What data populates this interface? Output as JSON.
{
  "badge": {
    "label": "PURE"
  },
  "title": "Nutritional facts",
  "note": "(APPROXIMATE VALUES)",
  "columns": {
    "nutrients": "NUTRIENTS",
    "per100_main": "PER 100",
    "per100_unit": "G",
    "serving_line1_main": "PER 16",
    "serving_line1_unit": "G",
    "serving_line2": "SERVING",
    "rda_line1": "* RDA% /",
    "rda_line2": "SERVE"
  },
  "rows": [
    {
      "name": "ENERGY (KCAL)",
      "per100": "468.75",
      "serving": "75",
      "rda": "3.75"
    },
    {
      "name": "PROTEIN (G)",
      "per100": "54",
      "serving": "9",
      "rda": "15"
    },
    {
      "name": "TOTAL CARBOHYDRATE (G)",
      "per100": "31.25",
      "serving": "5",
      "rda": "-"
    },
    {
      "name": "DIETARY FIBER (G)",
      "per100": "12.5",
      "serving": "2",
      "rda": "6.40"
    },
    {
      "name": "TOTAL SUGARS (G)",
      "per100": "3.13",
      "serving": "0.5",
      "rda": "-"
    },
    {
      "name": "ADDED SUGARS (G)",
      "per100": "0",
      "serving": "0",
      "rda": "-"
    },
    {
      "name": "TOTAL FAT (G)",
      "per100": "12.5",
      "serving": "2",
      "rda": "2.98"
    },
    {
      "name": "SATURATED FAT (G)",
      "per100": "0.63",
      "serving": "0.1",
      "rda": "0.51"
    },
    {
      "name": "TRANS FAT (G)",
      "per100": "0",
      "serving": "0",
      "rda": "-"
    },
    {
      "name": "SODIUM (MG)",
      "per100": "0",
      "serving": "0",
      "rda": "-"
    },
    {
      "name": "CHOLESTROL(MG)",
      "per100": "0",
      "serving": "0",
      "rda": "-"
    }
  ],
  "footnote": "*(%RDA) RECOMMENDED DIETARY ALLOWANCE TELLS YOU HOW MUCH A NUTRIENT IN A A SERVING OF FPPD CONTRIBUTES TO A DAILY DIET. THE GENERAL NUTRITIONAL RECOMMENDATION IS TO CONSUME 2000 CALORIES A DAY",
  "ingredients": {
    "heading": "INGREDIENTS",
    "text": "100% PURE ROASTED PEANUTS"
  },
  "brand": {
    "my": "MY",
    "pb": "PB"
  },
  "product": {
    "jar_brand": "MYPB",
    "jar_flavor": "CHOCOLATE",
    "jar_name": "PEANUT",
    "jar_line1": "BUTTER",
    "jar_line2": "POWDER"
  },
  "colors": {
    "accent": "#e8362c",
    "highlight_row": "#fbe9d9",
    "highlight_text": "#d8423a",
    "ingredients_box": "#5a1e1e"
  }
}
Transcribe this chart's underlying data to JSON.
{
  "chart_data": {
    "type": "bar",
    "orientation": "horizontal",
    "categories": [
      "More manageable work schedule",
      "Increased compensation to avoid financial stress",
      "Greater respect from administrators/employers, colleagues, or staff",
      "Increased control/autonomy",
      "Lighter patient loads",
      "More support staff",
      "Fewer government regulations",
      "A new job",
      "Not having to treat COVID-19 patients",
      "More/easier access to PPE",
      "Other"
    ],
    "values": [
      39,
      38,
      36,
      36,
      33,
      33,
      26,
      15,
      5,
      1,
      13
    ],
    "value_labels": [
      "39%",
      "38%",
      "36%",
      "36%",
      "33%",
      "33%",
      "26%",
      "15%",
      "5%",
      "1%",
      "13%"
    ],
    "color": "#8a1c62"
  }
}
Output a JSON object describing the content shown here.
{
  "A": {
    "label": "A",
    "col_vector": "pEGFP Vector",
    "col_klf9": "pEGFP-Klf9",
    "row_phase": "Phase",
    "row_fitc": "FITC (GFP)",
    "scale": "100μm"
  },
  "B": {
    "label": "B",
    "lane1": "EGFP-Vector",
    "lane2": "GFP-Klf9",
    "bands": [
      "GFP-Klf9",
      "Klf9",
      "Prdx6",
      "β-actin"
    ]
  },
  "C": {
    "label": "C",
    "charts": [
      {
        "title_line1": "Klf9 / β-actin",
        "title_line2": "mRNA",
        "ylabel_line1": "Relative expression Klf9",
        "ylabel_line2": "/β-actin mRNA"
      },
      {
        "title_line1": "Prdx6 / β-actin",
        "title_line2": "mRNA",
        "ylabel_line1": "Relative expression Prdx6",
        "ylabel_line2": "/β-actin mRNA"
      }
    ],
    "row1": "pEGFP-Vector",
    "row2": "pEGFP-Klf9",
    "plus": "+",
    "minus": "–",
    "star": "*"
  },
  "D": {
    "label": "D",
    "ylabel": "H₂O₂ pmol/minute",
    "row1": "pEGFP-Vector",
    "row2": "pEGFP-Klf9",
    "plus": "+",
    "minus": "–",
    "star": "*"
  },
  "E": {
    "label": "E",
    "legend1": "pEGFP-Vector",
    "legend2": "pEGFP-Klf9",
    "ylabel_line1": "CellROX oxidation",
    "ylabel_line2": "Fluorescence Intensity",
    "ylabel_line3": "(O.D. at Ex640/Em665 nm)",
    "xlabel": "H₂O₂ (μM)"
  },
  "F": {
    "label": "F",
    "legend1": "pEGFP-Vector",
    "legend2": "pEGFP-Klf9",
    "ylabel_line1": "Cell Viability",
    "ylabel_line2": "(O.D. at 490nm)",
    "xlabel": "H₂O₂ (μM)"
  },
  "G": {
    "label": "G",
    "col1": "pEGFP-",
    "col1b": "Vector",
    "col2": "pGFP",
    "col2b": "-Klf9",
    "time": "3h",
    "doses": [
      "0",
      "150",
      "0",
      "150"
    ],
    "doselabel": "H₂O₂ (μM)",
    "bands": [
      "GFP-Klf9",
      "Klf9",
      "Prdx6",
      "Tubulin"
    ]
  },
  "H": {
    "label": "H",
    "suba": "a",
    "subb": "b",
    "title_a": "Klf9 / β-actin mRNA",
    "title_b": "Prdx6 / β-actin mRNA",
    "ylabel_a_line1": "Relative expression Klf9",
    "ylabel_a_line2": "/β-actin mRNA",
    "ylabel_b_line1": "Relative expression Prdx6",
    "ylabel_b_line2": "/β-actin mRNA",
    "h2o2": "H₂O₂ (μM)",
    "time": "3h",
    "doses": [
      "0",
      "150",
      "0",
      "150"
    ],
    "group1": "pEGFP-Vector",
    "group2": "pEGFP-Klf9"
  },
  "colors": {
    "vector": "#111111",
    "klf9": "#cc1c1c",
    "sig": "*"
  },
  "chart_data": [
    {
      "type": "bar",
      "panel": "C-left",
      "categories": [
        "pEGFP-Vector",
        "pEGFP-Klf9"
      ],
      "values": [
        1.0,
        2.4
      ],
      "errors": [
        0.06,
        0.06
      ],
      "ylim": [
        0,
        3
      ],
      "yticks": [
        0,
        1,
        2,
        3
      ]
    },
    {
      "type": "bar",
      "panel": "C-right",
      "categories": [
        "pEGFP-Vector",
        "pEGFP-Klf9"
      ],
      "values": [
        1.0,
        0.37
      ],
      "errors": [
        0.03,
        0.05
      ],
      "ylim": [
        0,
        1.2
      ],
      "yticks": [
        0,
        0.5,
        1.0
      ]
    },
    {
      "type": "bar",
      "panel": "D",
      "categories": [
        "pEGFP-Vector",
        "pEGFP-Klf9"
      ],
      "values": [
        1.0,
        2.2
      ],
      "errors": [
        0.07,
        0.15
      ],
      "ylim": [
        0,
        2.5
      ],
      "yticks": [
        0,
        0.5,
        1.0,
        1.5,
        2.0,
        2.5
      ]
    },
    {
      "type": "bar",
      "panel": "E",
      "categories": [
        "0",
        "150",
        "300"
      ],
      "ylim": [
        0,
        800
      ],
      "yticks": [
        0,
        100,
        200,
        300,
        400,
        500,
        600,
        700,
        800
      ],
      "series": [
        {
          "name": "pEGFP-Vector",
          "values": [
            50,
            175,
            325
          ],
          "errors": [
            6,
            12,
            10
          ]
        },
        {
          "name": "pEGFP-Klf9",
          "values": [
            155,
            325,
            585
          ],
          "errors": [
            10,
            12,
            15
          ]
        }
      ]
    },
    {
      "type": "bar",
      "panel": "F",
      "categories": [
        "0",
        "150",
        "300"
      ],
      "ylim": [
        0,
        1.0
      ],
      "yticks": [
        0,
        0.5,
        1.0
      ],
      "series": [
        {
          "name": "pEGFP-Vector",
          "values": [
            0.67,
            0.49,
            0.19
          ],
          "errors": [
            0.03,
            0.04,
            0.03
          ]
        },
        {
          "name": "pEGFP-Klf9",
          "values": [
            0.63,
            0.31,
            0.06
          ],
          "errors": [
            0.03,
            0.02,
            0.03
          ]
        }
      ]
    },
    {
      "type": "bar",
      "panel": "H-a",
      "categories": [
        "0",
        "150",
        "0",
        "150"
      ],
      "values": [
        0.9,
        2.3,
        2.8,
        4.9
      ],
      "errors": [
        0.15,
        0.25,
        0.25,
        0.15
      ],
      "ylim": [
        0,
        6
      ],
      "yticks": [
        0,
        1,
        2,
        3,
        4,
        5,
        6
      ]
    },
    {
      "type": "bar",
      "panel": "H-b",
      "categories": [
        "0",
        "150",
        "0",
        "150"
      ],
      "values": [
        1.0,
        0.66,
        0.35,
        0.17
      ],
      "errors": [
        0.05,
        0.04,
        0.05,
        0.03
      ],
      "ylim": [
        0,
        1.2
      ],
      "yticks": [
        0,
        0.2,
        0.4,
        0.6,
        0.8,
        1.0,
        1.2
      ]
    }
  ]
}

+===+

TASK ITEM — I need each line of the entries that holds the string "panel" located and copied.

FINISHED TASK —
      "panel": "C-left",
      "panel": "C-right",
      "panel": "D",
      "panel": "E",
      "panel": "F",
      "panel": "H-a",
      "panel": "H-b",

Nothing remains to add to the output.